--- START OF Provided records ---

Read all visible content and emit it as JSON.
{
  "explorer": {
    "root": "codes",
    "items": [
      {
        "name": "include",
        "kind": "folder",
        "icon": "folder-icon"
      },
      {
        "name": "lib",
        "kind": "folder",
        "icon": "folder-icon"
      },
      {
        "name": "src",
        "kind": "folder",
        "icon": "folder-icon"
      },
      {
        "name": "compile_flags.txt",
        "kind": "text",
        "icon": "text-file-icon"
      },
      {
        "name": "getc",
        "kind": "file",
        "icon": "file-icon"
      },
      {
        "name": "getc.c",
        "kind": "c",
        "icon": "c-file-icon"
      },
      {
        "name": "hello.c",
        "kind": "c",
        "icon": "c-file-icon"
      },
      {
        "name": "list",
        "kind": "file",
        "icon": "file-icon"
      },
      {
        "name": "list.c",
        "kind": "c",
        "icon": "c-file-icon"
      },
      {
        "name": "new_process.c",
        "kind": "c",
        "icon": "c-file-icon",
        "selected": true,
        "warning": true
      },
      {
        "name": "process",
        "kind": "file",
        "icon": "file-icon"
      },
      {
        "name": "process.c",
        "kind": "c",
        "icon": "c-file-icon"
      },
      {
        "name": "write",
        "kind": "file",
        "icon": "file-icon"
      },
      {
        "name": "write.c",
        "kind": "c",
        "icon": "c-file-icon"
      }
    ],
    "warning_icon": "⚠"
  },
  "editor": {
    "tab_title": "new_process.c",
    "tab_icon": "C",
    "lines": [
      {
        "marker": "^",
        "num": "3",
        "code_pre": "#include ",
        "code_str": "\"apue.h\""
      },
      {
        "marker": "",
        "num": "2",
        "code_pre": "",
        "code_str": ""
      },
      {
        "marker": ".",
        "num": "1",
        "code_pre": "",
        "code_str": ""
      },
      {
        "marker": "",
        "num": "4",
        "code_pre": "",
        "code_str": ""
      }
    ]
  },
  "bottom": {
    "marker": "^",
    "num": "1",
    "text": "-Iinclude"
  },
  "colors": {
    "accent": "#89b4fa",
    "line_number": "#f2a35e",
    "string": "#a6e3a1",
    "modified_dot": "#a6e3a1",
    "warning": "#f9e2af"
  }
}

--- END OF Provided records ---
--- START OF Provided records ---

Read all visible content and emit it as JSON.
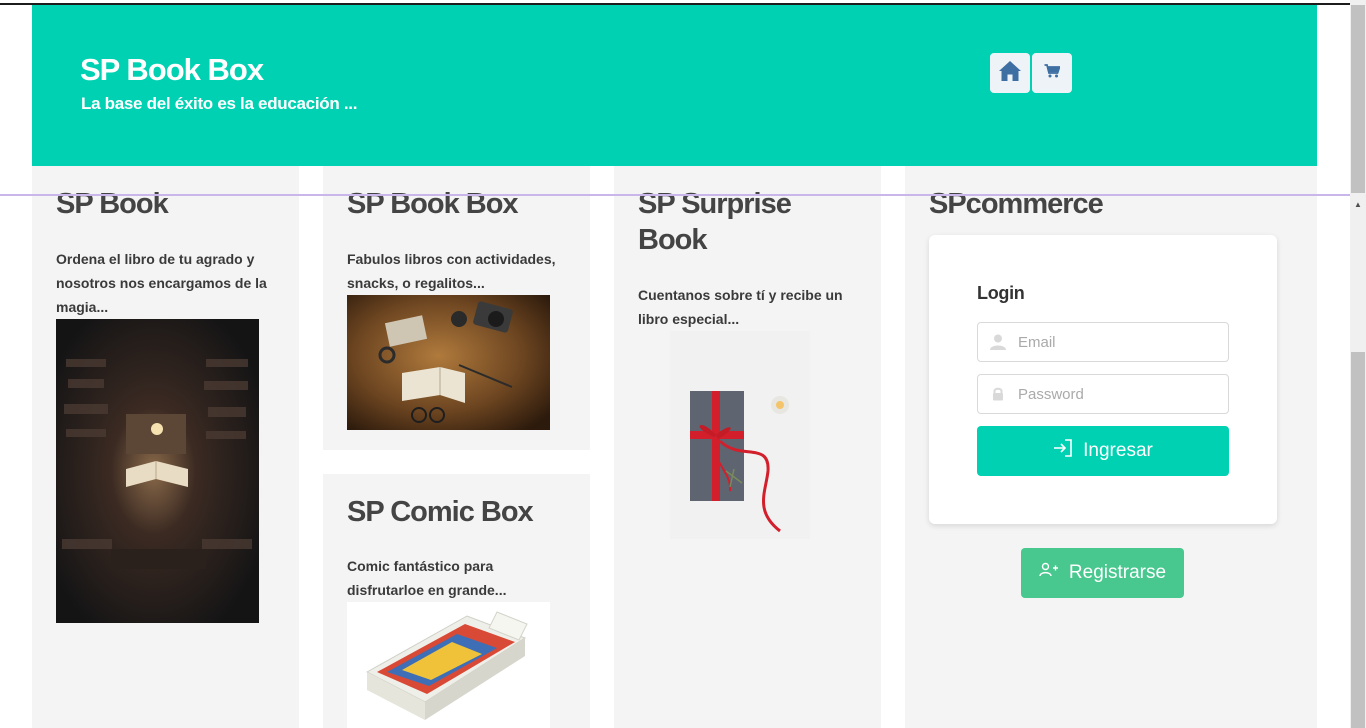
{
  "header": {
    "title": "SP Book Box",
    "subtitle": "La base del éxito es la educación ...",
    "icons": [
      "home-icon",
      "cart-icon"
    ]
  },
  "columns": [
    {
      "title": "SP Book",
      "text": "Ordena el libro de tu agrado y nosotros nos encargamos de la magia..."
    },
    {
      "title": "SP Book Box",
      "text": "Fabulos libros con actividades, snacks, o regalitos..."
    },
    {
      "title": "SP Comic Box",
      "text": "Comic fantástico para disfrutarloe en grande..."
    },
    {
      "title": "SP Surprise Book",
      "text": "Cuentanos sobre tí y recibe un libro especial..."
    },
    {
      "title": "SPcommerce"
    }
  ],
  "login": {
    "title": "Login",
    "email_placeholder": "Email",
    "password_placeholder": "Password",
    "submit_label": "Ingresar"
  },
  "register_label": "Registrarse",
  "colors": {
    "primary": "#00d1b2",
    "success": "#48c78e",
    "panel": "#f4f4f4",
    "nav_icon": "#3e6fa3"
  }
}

--- END OF Provided records ---

◆ To do
Copy every line of the listing that includes the string "Book".

◆ Output for this exercise
    "title": "SP Book Box",
      "title": "SP Book",
      "title": "SP Book Box",
      "title": "SP Surprise Book",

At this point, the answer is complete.